**Exercise directions:**
Update the records below by changing each "station-marker" to "sampling-site" and keeping everything else the same. Omit the pictures from your answer.

**Input material:**
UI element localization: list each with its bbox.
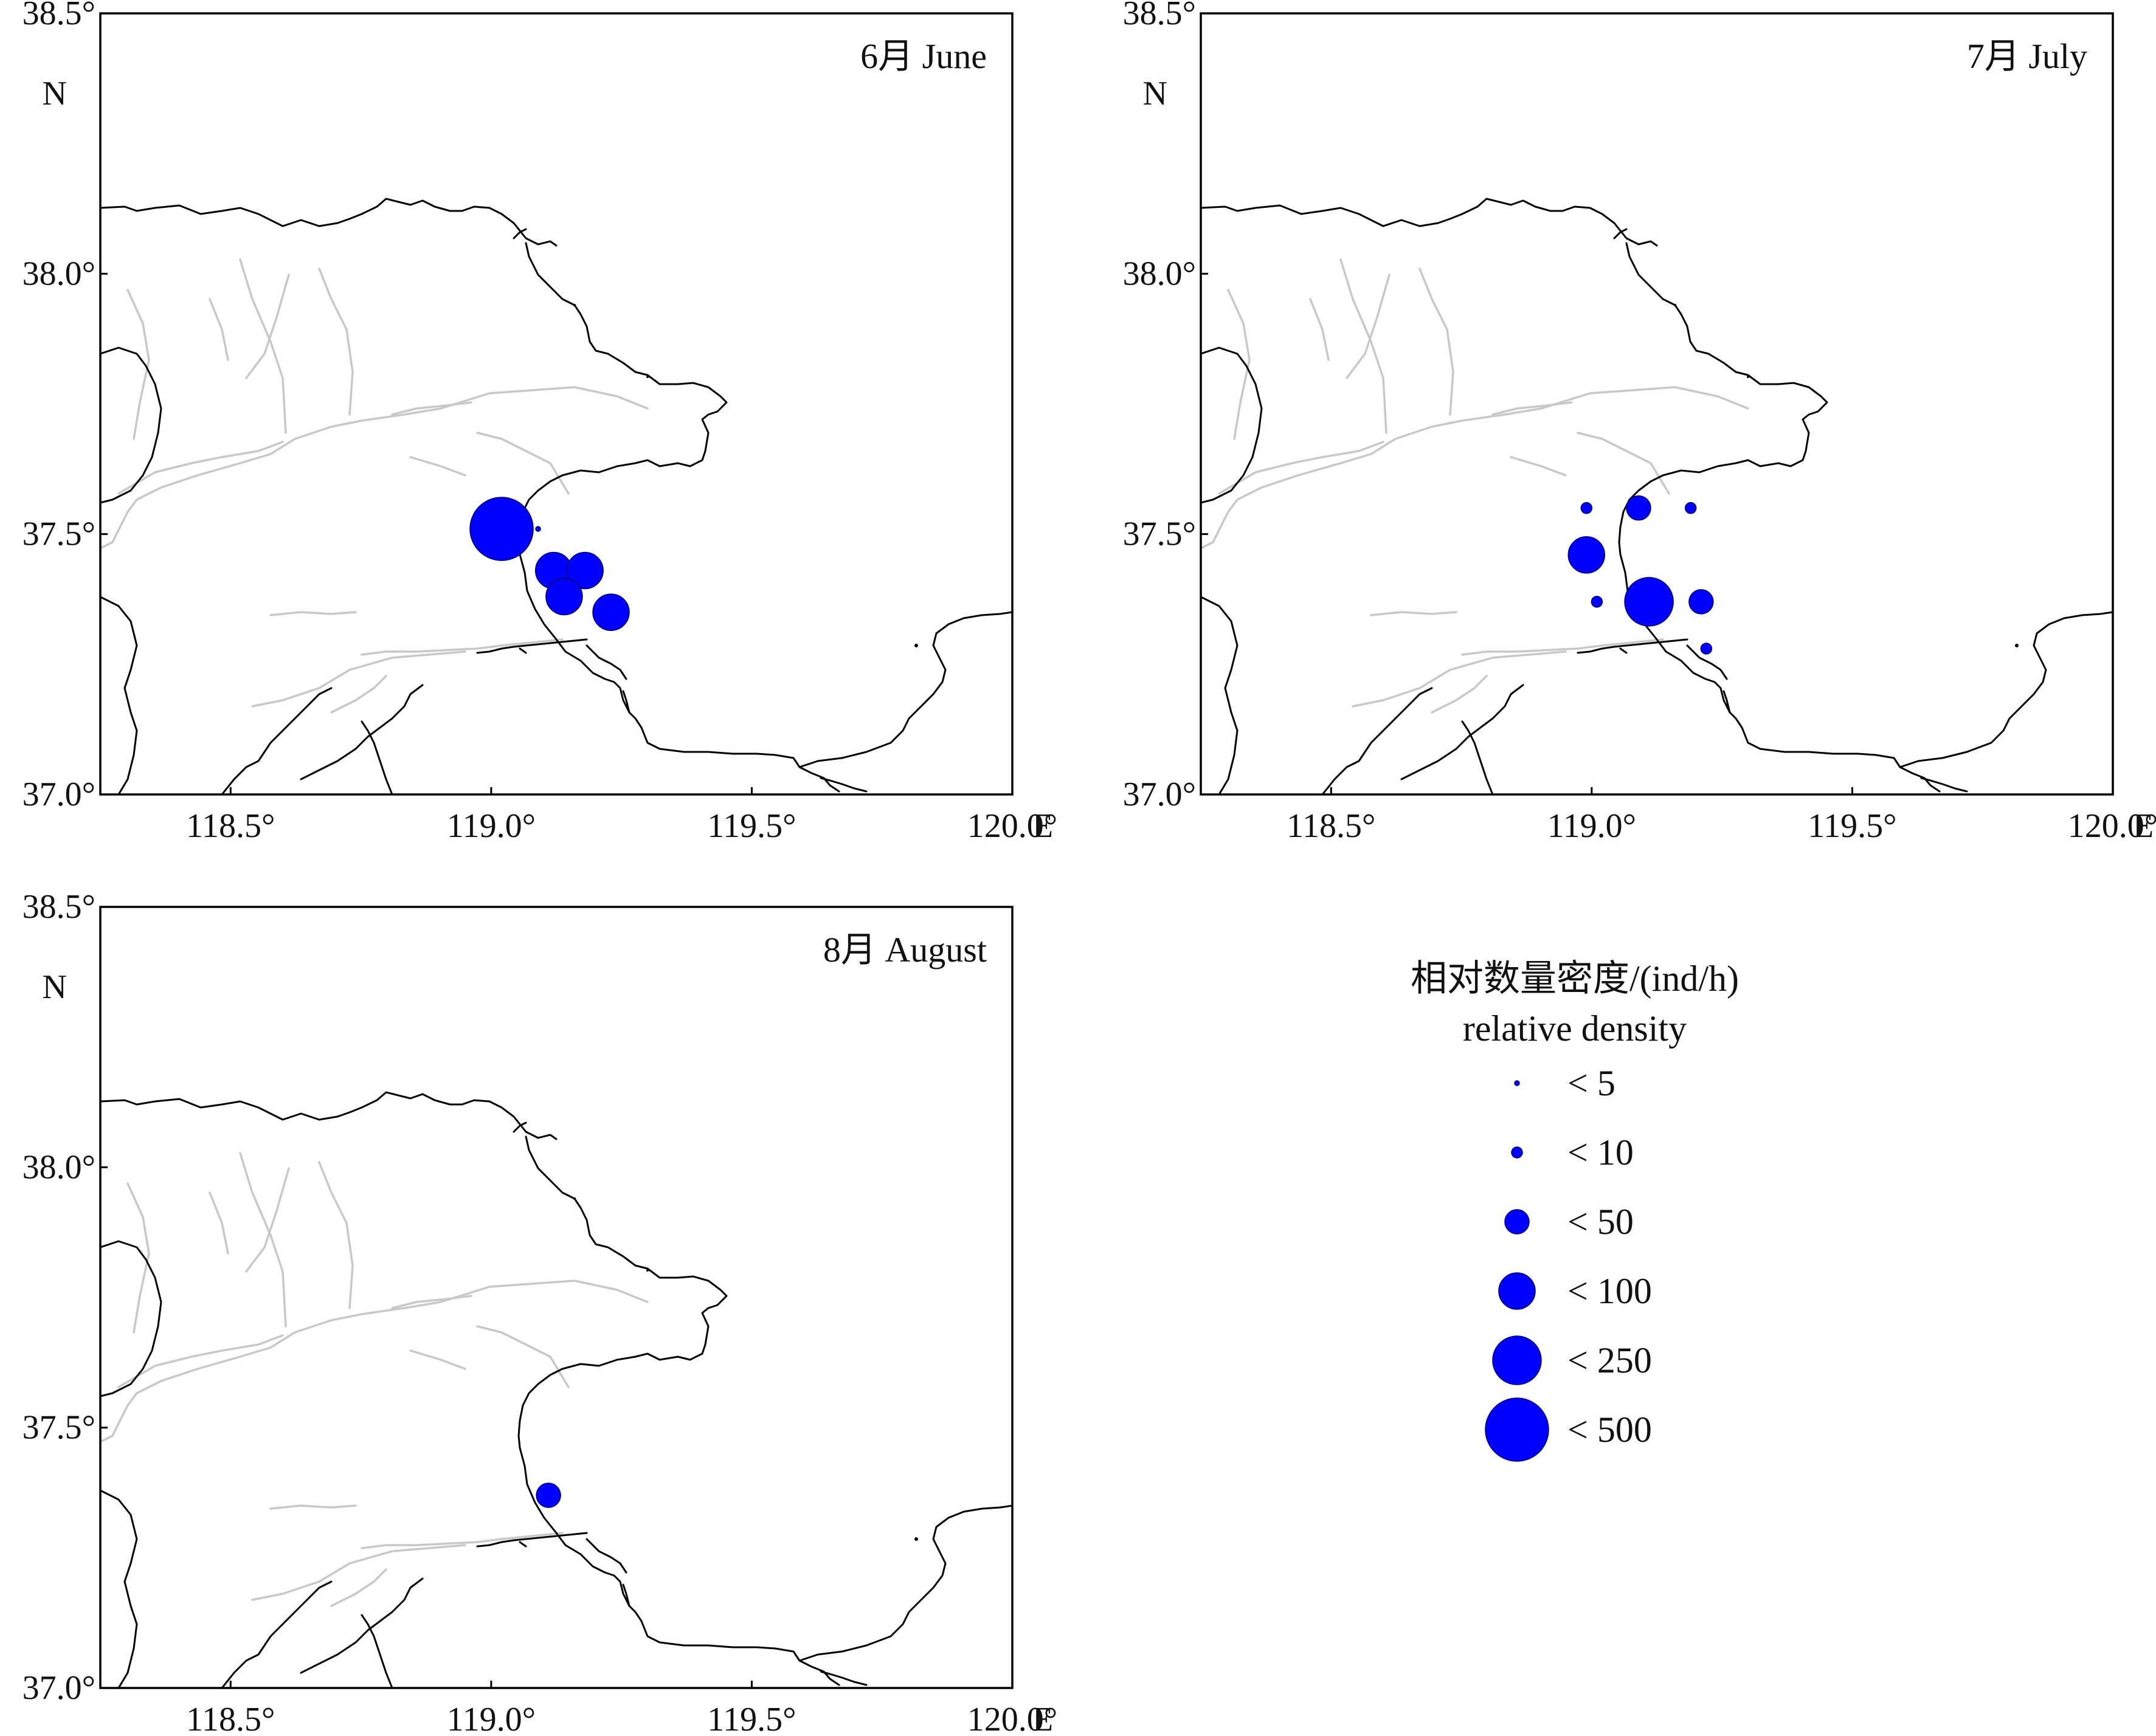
lat-tick-label: 37.0°	[1123, 776, 1196, 813]
lon-tick-label: 119.0°	[447, 1701, 536, 1736]
lat-tick-label: 37.5°	[22, 515, 95, 553]
lon-tick-label: 119.0°	[1547, 807, 1636, 845]
station-marker	[1567, 536, 1606, 574]
legend-marker	[1492, 1335, 1542, 1385]
station-marker	[535, 526, 541, 532]
lat-tick-label: 38.0°	[22, 255, 95, 292]
lon-tick-label: 118.5°	[186, 1701, 275, 1736]
lon-tick-label: 119.5°	[1808, 807, 1896, 845]
legend-label: < 100	[1567, 1271, 1652, 1311]
coastline-basemap	[100, 198, 1012, 794]
lat-tick-label: 38.0°	[22, 1148, 95, 1186]
legend: 相对数量密度/(ind/h) relative density < 5 < 10 < 5…	[1411, 959, 1739, 1462]
lat-tick-label: 38.0°	[1123, 255, 1196, 292]
legend-label: < 250	[1567, 1340, 1652, 1380]
station-marker	[469, 497, 534, 561]
station-marker	[1688, 589, 1714, 615]
legend-title-en: relative density	[1463, 1008, 1687, 1049]
lon-tick-label: 118.5°	[186, 807, 275, 845]
legend-marker	[1485, 1397, 1549, 1462]
map-frame	[99, 906, 1014, 1689]
lon-tick-label: 120.0°	[967, 807, 1057, 845]
lat-tick-label: 37.5°	[22, 1409, 95, 1447]
lat-tick-label: 38.5°	[22, 0, 95, 32]
coastline-basemap	[100, 1091, 1012, 1688]
legend-label: < 500	[1567, 1410, 1652, 1450]
lon-tick-label: 118.5°	[1287, 807, 1375, 845]
legend-label: < 10	[1567, 1132, 1634, 1173]
station-marker	[545, 577, 583, 616]
north-label: N	[1143, 75, 1167, 112]
map-frame	[1200, 12, 2114, 796]
coastline-basemap	[1201, 198, 2113, 794]
east-label: E	[2133, 807, 2154, 845]
lon-tick-label: 119.0°	[447, 807, 536, 845]
legend-marker	[1511, 1146, 1523, 1159]
panel-title: 6月 June	[860, 36, 987, 76]
map-panel-1: 6月 June 37.0° 37.5° 38.0° 38.5° N 118.5° 119.0°…	[22, 0, 1058, 845]
east-label: E	[1032, 807, 1053, 845]
station-marker	[566, 551, 604, 590]
map-panel-2: 7月 July 37.0° 37.5° 38.0° 38.5° N 118.5° 119.0°…	[1123, 0, 2156, 845]
station-marker	[592, 593, 630, 631]
panel-title: 7月 July	[1967, 36, 2087, 76]
north-label: N	[43, 75, 67, 112]
lat-tick-label: 37.0°	[22, 776, 95, 813]
lat-tick-label: 37.5°	[1123, 515, 1196, 553]
lon-tick-label: 119.5°	[707, 1701, 796, 1736]
station-marker	[1591, 596, 1603, 608]
lat-tick-label: 38.5°	[1123, 0, 1196, 32]
lon-tick-label: 119.5°	[707, 807, 796, 845]
lon-tick-label: 120.0°	[2068, 807, 2156, 845]
station-marker	[536, 1483, 561, 1508]
map-frame	[99, 12, 1014, 796]
legend-marker	[1504, 1209, 1530, 1235]
station-marker	[1700, 642, 1713, 655]
map-panel-3: 8月 August 37.0° 37.5° 38.0° 38.5° N 118.5° 119.…	[22, 888, 1058, 1736]
east-label: E	[1032, 1701, 1053, 1736]
legend-title-cn: 相对数量密度/(ind/h)	[1411, 959, 1739, 999]
lat-tick-label: 38.5°	[22, 888, 95, 926]
legend-label: < 5	[1567, 1063, 1615, 1103]
lon-tick-label: 120.0°	[967, 1701, 1057, 1736]
station-marker	[1624, 577, 1674, 627]
station-marker	[1684, 502, 1697, 514]
legend-marker	[1498, 1272, 1536, 1310]
lat-tick-label: 37.0°	[22, 1669, 95, 1707]
station-marker	[1580, 502, 1593, 514]
legend-label: < 50	[1567, 1202, 1634, 1242]
legend-marker	[1514, 1080, 1520, 1086]
north-label: N	[43, 968, 67, 1006]
station-marker	[1626, 495, 1651, 521]
panel-title: 8月 August	[823, 930, 987, 970]
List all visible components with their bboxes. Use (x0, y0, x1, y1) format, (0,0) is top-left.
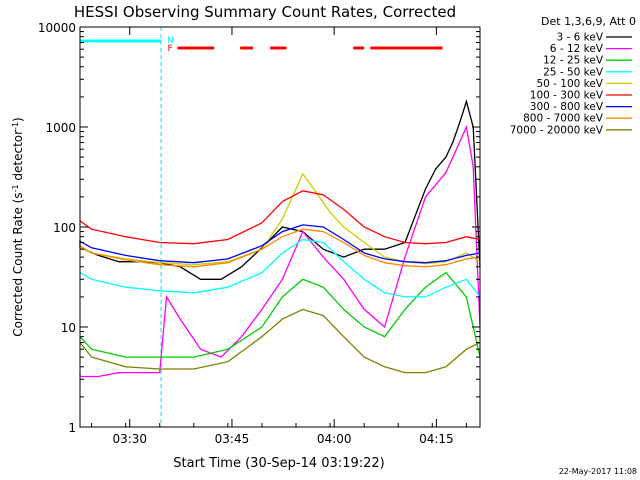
series-1 (79, 124, 481, 378)
chart-title: HESSI Observing Summary Count Rates, Cor… (74, 3, 456, 21)
y-tick-label-2: 100 (53, 221, 76, 235)
legend-label-1: 6 - 12 keV (550, 43, 604, 55)
x-tick-label-1: 03:45 (215, 432, 250, 446)
y-axis-label: Corrected Count Rate (s-1 detector-1) (11, 117, 26, 336)
x-axis: 03:30 03:45 04:00 04:15 (91, 27, 467, 446)
y-axis-label-main: Corrected Count Rate (s (11, 192, 25, 336)
x-tick-label-3: 04:15 (419, 432, 454, 446)
legend-label-2: 12 - 25 keV (543, 55, 604, 67)
legend-label-7: 800 - 7000 keV (523, 113, 604, 125)
x-tick-label-0: 03:30 (112, 432, 147, 446)
x-tick-label-2: 04:00 (317, 432, 352, 446)
y-tick-label-1: 10 (61, 321, 76, 335)
legend-label-4: 50 - 100 keV (536, 78, 603, 90)
legend-label-3: 25 - 50 keV (543, 66, 604, 78)
plot-area: NF (79, 27, 481, 427)
x-axis-label: Start Time (30-Sep-14 03:19:22) (173, 456, 384, 471)
legend-label-6: 300 - 800 keV (530, 101, 604, 113)
legend-label-5: 100 - 300 keV (530, 90, 604, 102)
timestamp: 22-May-2017 11:08 (559, 467, 637, 476)
series-6 (79, 224, 481, 264)
legend-label-0: 3 - 6 keV (556, 32, 603, 44)
legend-label-8: 7000 - 20000 keV (510, 124, 604, 136)
y-axis-label-sup2: -1 (11, 122, 20, 130)
y-tick-label-3: 1000 (45, 121, 76, 135)
y-axis-label-tail: detector (11, 130, 25, 185)
flag-n-label: N (167, 36, 174, 46)
series-8 (79, 308, 481, 374)
series-4 (79, 172, 481, 266)
series-7 (79, 228, 481, 268)
flag-f-label: F (167, 44, 172, 54)
y-axis: 1 10 100 1000 10000 (38, 21, 480, 435)
y-tick-label-0: 1 (68, 421, 76, 435)
series-3 (79, 238, 481, 298)
legend-header: Det 1,3,6,9, Att 0 (541, 15, 636, 28)
y-tick-label-4: 10000 (38, 21, 76, 35)
y-axis-label-end: ) (11, 117, 25, 122)
y-axis-label-sup: -1 (11, 184, 20, 192)
series-5 (79, 190, 481, 245)
series-2 (79, 271, 481, 358)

**Task result:**
UI element localization: list each with its bbox.
lat-tick-label: 37.0°	[1123, 776, 1196, 813]
lon-tick-label: 119.0°	[447, 1701, 536, 1736]
lat-tick-label: 37.5°	[22, 515, 95, 553]
lon-tick-label: 119.0°	[1547, 807, 1636, 845]
sampling-site	[1567, 536, 1606, 574]
legend-marker	[1492, 1335, 1542, 1385]
sampling-site	[535, 526, 541, 532]
lat-tick-label: 38.0°	[22, 255, 95, 292]
lon-tick-label: 118.5°	[186, 1701, 275, 1736]
lon-tick-label: 119.5°	[1808, 807, 1896, 845]
legend-label: < 100	[1567, 1271, 1652, 1311]
coastline-basemap	[100, 198, 1012, 794]
lat-tick-label: 38.0°	[22, 1148, 95, 1186]
legend: 相对数量密度/(ind/h) relative density < 5 < 10 < 5…	[1411, 959, 1739, 1462]
lat-tick-label: 38.0°	[1123, 255, 1196, 292]
legend-label: < 250	[1567, 1340, 1652, 1380]
sampling-site	[469, 497, 534, 561]
sampling-site	[1688, 589, 1714, 615]
legend-title-en: relative density	[1463, 1008, 1687, 1049]
lon-tick-label: 118.5°	[186, 807, 275, 845]
legend-marker	[1485, 1397, 1549, 1462]
map-frame	[99, 906, 1014, 1689]
lon-tick-label: 120.0°	[967, 807, 1057, 845]
lat-tick-label: 37.5°	[22, 1409, 95, 1447]
lat-tick-label: 38.5°	[22, 0, 95, 32]
coastline-basemap	[100, 1091, 1012, 1688]
legend-label: < 500	[1567, 1410, 1652, 1450]
lon-tick-label: 118.5°	[1287, 807, 1375, 845]
legend-label: < 10	[1567, 1132, 1634, 1173]
sampling-site	[545, 577, 583, 616]
north-label: N	[1143, 75, 1167, 112]
map-frame	[1200, 12, 2114, 796]
coastline-basemap	[1201, 198, 2113, 794]
east-label: E	[2133, 807, 2154, 845]
lon-tick-label: 119.0°	[447, 807, 536, 845]
legend-marker	[1511, 1146, 1523, 1159]
panel-title: 6月 June	[860, 36, 987, 76]
map-panel-1: 6月 June 37.0° 37.5° 38.0° 38.5° N 118.5° 119.0°…	[22, 0, 1058, 845]
east-label: E	[1032, 807, 1053, 845]
sampling-site	[566, 551, 604, 590]
map-panel-2: 7月 July 37.0° 37.5° 38.0° 38.5° N 118.5° 119.0°…	[1123, 0, 2156, 845]
sampling-site	[592, 593, 630, 631]
panel-title: 7月 July	[1967, 36, 2087, 76]
north-label: N	[43, 75, 67, 112]
lat-tick-label: 37.0°	[22, 776, 95, 813]
lat-tick-label: 37.5°	[1123, 515, 1196, 553]
lon-tick-label: 119.5°	[707, 1701, 796, 1736]
sampling-site	[1591, 596, 1603, 608]
lat-tick-label: 38.5°	[1123, 0, 1196, 32]
lon-tick-label: 119.5°	[707, 807, 796, 845]
lon-tick-label: 120.0°	[2068, 807, 2156, 845]
sampling-site	[536, 1483, 561, 1508]
map-frame	[99, 12, 1014, 796]
legend-marker	[1504, 1209, 1530, 1235]
sampling-site	[1700, 642, 1713, 655]
map-panel-3: 8月 August 37.0° 37.5° 38.0° 38.5° N 118.5° 119.…	[22, 888, 1058, 1736]
east-label: E	[1032, 1701, 1053, 1736]
legend-title-cn: 相对数量密度/(ind/h)	[1411, 959, 1739, 999]
lat-tick-label: 38.5°	[22, 888, 95, 926]
legend-label: < 5	[1567, 1063, 1615, 1103]
lon-tick-label: 120.0°	[967, 1701, 1057, 1736]
sampling-site	[1624, 577, 1674, 627]
sampling-site	[1684, 502, 1697, 514]
legend-marker	[1498, 1272, 1536, 1310]
lat-tick-label: 37.0°	[22, 1669, 95, 1707]
sampling-site	[1580, 502, 1593, 514]
legend-label: < 50	[1567, 1202, 1634, 1242]
legend-marker	[1514, 1080, 1520, 1086]
north-label: N	[43, 968, 67, 1006]
sampling-site	[1626, 495, 1651, 521]
panel-title: 8月 August	[823, 930, 987, 970]
List all visible components with their bboxes. Use (x0, y0, x1, y1) format, (0,0) is top-left.
series-1 (79, 124, 481, 378)
chart-title: HESSI Observing Summary Count Rates, Cor… (74, 3, 456, 21)
y-tick-label-2: 100 (53, 221, 76, 235)
legend-label-1: 6 - 12 keV (550, 43, 604, 55)
x-tick-label-1: 03:45 (215, 432, 250, 446)
y-axis-label: Corrected Count Rate (s-1 detector-1) (11, 117, 26, 336)
x-axis: 03:30 03:45 04:00 04:15 (91, 27, 467, 446)
y-axis-label-main: Corrected Count Rate (s (11, 192, 25, 336)
x-tick-label-3: 04:15 (419, 432, 454, 446)
legend-label-2: 12 - 25 keV (543, 55, 604, 67)
legend-label-7: 800 - 7000 keV (523, 113, 604, 125)
x-tick-label-0: 03:30 (112, 432, 147, 446)
x-tick-label-2: 04:00 (317, 432, 352, 446)
y-tick-label-1: 10 (61, 321, 76, 335)
legend-label-4: 50 - 100 keV (536, 78, 603, 90)
legend-label-3: 25 - 50 keV (543, 66, 604, 78)
plot-area: NF (79, 27, 481, 427)
x-axis-label: Start Time (30-Sep-14 03:19:22) (173, 456, 384, 471)
legend-label-6: 300 - 800 keV (530, 101, 604, 113)
legend-label-5: 100 - 300 keV (530, 90, 604, 102)
timestamp: 22-May-2017 11:08 (559, 467, 637, 476)
series-6 (79, 224, 481, 264)
legend-label-0: 3 - 6 keV (556, 32, 603, 44)
legend-label-8: 7000 - 20000 keV (510, 124, 604, 136)
y-axis-label-sup2: -1 (11, 122, 20, 130)
y-tick-label-3: 1000 (45, 121, 76, 135)
y-axis-label-tail: detector (11, 130, 25, 185)
flag-n-label: N (167, 36, 174, 46)
series-8 (79, 308, 481, 374)
series-4 (79, 172, 481, 266)
series-7 (79, 228, 481, 268)
flag-f-label: F (167, 44, 172, 54)
y-axis: 1 10 100 1000 10000 (38, 21, 480, 435)
y-tick-label-0: 1 (68, 421, 76, 435)
series-3 (79, 238, 481, 298)
legend-header: Det 1,3,6,9, Att 0 (541, 15, 636, 28)
y-tick-label-4: 10000 (38, 21, 76, 35)
y-axis-label-end: ) (11, 117, 25, 122)
y-axis-label-sup: -1 (11, 184, 20, 192)
series-5 (79, 190, 481, 245)
series-2 (79, 271, 481, 358)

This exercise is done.